::: MATERIAL FOR THIS EXERCISE

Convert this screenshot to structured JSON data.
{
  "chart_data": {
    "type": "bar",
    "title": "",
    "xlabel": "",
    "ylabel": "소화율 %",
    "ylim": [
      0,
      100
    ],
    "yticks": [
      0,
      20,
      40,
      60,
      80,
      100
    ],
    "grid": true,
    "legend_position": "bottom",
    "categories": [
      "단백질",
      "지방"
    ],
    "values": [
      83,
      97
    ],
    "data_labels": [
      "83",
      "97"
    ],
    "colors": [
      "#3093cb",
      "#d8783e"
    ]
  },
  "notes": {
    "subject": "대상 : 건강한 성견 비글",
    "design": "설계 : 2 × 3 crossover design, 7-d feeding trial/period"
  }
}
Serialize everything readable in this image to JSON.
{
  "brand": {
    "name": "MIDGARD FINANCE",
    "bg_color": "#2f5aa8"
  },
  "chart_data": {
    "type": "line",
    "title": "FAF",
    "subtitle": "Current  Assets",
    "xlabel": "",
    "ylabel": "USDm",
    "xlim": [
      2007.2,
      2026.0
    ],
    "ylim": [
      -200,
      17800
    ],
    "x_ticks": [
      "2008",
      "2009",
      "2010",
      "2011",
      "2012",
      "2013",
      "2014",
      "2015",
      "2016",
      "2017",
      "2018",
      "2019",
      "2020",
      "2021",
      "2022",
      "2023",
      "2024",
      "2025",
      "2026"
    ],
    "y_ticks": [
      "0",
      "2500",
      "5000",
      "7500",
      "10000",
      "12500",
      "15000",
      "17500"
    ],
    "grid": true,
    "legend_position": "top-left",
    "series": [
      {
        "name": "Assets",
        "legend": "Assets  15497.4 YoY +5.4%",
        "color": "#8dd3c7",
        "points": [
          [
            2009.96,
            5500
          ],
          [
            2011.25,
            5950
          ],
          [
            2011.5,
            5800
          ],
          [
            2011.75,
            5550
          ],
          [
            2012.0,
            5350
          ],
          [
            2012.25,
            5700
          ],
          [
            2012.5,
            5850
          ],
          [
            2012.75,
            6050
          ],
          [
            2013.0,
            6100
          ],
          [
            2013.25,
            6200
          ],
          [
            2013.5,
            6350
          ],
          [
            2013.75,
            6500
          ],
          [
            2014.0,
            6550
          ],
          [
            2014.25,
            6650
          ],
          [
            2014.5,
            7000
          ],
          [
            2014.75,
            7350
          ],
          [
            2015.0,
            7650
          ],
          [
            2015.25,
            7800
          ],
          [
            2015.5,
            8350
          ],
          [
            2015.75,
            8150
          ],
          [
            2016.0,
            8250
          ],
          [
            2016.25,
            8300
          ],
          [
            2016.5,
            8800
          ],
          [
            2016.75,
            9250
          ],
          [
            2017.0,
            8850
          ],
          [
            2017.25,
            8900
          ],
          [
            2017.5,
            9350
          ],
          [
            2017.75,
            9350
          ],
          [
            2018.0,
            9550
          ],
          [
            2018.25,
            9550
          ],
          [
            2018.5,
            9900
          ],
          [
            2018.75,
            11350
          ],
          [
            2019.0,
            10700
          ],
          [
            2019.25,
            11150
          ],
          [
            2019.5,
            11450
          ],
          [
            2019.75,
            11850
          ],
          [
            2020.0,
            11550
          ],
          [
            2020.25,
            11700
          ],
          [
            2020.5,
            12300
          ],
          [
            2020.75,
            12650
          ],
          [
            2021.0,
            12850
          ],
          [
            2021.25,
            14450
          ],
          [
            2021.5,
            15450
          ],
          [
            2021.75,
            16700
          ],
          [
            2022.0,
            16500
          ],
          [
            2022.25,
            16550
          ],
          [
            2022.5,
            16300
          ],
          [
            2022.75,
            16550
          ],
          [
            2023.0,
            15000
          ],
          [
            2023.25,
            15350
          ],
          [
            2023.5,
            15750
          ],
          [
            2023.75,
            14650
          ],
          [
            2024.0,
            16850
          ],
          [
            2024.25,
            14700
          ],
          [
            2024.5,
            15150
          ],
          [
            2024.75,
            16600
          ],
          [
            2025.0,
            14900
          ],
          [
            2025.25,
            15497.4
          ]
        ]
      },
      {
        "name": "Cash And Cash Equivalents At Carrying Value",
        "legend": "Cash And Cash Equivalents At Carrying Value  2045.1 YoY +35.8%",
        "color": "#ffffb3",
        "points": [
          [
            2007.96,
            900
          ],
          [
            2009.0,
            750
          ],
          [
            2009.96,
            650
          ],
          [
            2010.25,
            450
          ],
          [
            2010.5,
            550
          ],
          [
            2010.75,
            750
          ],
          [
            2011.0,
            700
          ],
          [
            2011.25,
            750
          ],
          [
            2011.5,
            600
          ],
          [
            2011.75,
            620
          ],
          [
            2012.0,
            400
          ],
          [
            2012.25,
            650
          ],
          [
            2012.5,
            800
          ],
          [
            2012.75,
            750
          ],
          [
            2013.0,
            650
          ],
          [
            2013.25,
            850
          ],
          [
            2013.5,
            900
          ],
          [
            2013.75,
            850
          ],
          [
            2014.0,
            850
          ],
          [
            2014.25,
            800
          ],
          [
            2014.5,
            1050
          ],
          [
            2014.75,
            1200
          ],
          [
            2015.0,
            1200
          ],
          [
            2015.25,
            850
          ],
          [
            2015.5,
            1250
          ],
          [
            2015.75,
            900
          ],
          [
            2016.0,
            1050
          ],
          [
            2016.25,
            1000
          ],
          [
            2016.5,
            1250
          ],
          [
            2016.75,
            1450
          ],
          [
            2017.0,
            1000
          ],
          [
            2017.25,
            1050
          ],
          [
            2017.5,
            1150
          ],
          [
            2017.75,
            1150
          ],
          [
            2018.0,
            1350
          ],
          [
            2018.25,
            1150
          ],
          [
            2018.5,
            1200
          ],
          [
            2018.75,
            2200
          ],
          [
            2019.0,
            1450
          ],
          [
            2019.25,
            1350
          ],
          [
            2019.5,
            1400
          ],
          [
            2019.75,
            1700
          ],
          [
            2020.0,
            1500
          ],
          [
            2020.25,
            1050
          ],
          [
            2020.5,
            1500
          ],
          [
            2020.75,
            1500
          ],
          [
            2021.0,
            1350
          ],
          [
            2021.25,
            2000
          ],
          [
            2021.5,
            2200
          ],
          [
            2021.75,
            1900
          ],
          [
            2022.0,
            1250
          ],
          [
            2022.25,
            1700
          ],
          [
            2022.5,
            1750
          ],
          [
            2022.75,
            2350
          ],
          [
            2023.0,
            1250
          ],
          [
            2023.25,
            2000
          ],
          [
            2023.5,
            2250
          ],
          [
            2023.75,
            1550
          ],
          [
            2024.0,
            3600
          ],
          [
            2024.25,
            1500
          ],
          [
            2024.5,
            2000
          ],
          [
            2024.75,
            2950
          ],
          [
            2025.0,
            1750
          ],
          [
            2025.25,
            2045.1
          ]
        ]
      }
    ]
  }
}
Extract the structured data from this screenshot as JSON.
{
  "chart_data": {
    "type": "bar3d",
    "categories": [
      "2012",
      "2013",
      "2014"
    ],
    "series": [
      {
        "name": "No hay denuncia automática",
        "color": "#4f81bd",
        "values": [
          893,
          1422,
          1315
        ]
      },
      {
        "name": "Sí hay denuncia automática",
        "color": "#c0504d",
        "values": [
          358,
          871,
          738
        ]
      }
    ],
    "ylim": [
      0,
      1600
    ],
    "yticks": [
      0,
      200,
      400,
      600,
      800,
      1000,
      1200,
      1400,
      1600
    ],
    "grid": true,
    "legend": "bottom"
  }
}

::::::

SHORT EXERCISE
Give the number of lines where the string "Carrying" occurs, without any further text.

COMPLETED TASK
2